MATERIAL FOR THIS EXERCISE start

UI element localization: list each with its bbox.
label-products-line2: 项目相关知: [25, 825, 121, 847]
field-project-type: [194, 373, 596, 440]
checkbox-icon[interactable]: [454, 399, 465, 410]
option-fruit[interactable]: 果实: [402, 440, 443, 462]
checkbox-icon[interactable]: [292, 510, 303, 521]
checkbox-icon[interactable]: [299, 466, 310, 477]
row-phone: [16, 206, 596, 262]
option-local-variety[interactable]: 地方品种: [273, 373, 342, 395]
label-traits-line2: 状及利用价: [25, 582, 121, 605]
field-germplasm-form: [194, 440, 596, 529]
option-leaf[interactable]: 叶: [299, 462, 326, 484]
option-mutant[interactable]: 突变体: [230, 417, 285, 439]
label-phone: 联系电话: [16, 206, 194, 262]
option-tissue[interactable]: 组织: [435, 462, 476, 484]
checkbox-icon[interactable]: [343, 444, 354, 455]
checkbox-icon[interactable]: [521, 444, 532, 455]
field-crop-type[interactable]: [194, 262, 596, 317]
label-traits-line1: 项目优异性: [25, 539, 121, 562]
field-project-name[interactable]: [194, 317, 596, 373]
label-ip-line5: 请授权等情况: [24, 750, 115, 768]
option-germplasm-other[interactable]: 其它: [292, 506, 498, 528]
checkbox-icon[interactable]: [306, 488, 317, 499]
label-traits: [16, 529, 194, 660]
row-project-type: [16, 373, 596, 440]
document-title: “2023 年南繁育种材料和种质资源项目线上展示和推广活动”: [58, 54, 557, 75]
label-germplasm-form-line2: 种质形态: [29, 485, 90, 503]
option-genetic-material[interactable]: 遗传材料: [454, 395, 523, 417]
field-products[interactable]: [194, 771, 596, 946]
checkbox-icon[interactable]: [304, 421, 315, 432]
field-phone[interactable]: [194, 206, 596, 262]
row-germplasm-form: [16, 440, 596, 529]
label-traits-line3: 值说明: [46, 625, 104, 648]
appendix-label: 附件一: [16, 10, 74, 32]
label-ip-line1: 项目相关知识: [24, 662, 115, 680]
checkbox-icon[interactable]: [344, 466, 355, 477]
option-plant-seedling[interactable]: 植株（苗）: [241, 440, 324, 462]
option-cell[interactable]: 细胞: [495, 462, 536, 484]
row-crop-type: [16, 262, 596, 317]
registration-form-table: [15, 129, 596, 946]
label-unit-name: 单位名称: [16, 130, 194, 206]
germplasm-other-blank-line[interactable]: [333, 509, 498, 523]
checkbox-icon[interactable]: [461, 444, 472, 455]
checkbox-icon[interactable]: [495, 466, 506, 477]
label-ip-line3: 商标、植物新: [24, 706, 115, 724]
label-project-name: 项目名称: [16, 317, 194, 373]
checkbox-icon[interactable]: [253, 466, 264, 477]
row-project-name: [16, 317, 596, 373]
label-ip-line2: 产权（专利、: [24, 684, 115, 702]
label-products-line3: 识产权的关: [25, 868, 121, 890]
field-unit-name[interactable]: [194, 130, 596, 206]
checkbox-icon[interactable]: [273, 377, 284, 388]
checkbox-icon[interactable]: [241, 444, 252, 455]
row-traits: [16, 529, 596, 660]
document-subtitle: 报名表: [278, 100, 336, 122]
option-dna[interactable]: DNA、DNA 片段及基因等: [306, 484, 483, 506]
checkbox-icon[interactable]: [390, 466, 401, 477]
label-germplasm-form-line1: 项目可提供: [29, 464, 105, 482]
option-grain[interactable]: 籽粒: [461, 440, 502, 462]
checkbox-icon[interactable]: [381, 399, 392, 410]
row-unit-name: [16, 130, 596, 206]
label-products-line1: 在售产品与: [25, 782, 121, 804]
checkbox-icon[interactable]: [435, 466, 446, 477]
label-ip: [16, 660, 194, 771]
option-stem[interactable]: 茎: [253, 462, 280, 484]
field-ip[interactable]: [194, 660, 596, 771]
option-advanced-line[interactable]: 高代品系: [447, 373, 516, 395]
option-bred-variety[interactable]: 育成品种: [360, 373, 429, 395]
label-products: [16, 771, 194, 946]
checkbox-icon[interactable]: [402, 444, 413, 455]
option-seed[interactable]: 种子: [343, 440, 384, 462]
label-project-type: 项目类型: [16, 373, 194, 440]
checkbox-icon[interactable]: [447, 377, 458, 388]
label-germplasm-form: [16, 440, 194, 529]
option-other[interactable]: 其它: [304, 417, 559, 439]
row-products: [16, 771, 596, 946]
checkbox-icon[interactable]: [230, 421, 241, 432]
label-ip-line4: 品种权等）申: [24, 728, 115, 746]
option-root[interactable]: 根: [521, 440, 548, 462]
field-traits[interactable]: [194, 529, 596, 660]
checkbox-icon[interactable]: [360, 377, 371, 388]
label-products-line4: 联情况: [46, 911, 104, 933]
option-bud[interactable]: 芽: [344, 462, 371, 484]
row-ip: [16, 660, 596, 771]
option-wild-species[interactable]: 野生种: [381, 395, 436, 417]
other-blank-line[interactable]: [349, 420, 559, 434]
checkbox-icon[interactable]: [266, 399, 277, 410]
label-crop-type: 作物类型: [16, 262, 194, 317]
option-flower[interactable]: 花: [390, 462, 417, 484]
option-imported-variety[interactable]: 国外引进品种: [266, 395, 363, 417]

MATERIAL FOR THIS EXERCISE end

• **TASK TO COMPLETE**: Edit the items above so that each "checkbox-icon" becomes "tick-box", and leave every other part of every line untouched.

• **ANSWER TO THIS PROBLEM**:
UI element localization: list each with its bbox.
label-products-line2: 项目相关知: [25, 825, 121, 847]
field-project-type: [194, 373, 596, 440]
tick-box[interactable]: [454, 399, 465, 410]
option-fruit[interactable]: 果实: [402, 440, 443, 462]
tick-box[interactable]: [292, 510, 303, 521]
tick-box[interactable]: [299, 466, 310, 477]
row-phone: [16, 206, 596, 262]
option-local-variety[interactable]: 地方品种: [273, 373, 342, 395]
label-traits-line2: 状及利用价: [25, 582, 121, 605]
field-germplasm-form: [194, 440, 596, 529]
option-leaf[interactable]: 叶: [299, 462, 326, 484]
option-mutant[interactable]: 突变体: [230, 417, 285, 439]
label-phone: 联系电话: [16, 206, 194, 262]
option-tissue[interactable]: 组织: [435, 462, 476, 484]
tick-box[interactable]: [343, 444, 354, 455]
tick-box[interactable]: [521, 444, 532, 455]
field-crop-type[interactable]: [194, 262, 596, 317]
label-traits-line1: 项目优异性: [25, 539, 121, 562]
field-project-name[interactable]: [194, 317, 596, 373]
label-ip-line5: 请授权等情况: [24, 750, 115, 768]
option-germplasm-other[interactable]: 其它: [292, 506, 498, 528]
tick-box[interactable]: [306, 488, 317, 499]
label-traits: [16, 529, 194, 660]
row-project-type: [16, 373, 596, 440]
document-title: “2023 年南繁育种材料和种质资源项目线上展示和推广活动”: [58, 54, 557, 75]
label-germplasm-form-line2: 种质形态: [29, 485, 90, 503]
option-genetic-material[interactable]: 遗传材料: [454, 395, 523, 417]
field-products[interactable]: [194, 771, 596, 946]
tick-box[interactable]: [304, 421, 315, 432]
field-phone[interactable]: [194, 206, 596, 262]
row-germplasm-form: [16, 440, 596, 529]
label-traits-line3: 值说明: [46, 625, 104, 648]
appendix-label: 附件一: [16, 10, 74, 32]
label-ip-line1: 项目相关知识: [24, 662, 115, 680]
tick-box[interactable]: [344, 466, 355, 477]
option-plant-seedling[interactable]: 植株（苗）: [241, 440, 324, 462]
option-cell[interactable]: 细胞: [495, 462, 536, 484]
row-crop-type: [16, 262, 596, 317]
registration-form-table: [15, 129, 596, 946]
label-unit-name: 单位名称: [16, 130, 194, 206]
germplasm-other-blank-line[interactable]: [333, 509, 498, 523]
tick-box[interactable]: [461, 444, 472, 455]
tick-box[interactable]: [495, 466, 506, 477]
label-ip-line3: 商标、植物新: [24, 706, 115, 724]
label-project-name: 项目名称: [16, 317, 194, 373]
tick-box[interactable]: [253, 466, 264, 477]
row-project-name: [16, 317, 596, 373]
label-ip-line2: 产权（专利、: [24, 684, 115, 702]
label-products-line3: 识产权的关: [25, 868, 121, 890]
field-unit-name[interactable]: [194, 130, 596, 206]
tick-box[interactable]: [273, 377, 284, 388]
tick-box[interactable]: [241, 444, 252, 455]
row-traits: [16, 529, 596, 660]
document-subtitle: 报名表: [278, 100, 336, 122]
option-dna[interactable]: DNA、DNA 片段及基因等: [306, 484, 483, 506]
tick-box[interactable]: [390, 466, 401, 477]
label-germplasm-form-line1: 项目可提供: [29, 464, 105, 482]
option-grain[interactable]: 籽粒: [461, 440, 502, 462]
tick-box[interactable]: [381, 399, 392, 410]
row-unit-name: [16, 130, 596, 206]
label-products-line1: 在售产品与: [25, 782, 121, 804]
tick-box[interactable]: [435, 466, 446, 477]
label-ip: [16, 660, 194, 771]
option-stem[interactable]: 茎: [253, 462, 280, 484]
field-ip[interactable]: [194, 660, 596, 771]
option-advanced-line[interactable]: 高代品系: [447, 373, 516, 395]
option-bred-variety[interactable]: 育成品种: [360, 373, 429, 395]
label-products: [16, 771, 194, 946]
tick-box[interactable]: [402, 444, 413, 455]
option-seed[interactable]: 种子: [343, 440, 384, 462]
label-project-type: 项目类型: [16, 373, 194, 440]
tick-box[interactable]: [447, 377, 458, 388]
label-germplasm-form: [16, 440, 194, 529]
option-other[interactable]: 其它: [304, 417, 559, 439]
row-products: [16, 771, 596, 946]
tick-box[interactable]: [230, 421, 241, 432]
label-ip-line4: 品种权等）申: [24, 728, 115, 746]
option-root[interactable]: 根: [521, 440, 548, 462]
field-traits[interactable]: [194, 529, 596, 660]
tick-box[interactable]: [360, 377, 371, 388]
label-products-line4: 联情况: [46, 911, 104, 933]
option-bud[interactable]: 芽: [344, 462, 371, 484]
row-ip: [16, 660, 596, 771]
option-wild-species[interactable]: 野生种: [381, 395, 436, 417]
other-blank-line[interactable]: [349, 420, 559, 434]
tick-box[interactable]: [266, 399, 277, 410]
label-crop-type: 作物类型: [16, 262, 194, 317]
option-flower[interactable]: 花: [390, 462, 417, 484]
option-imported-variety[interactable]: 国外引进品种: [266, 395, 363, 417]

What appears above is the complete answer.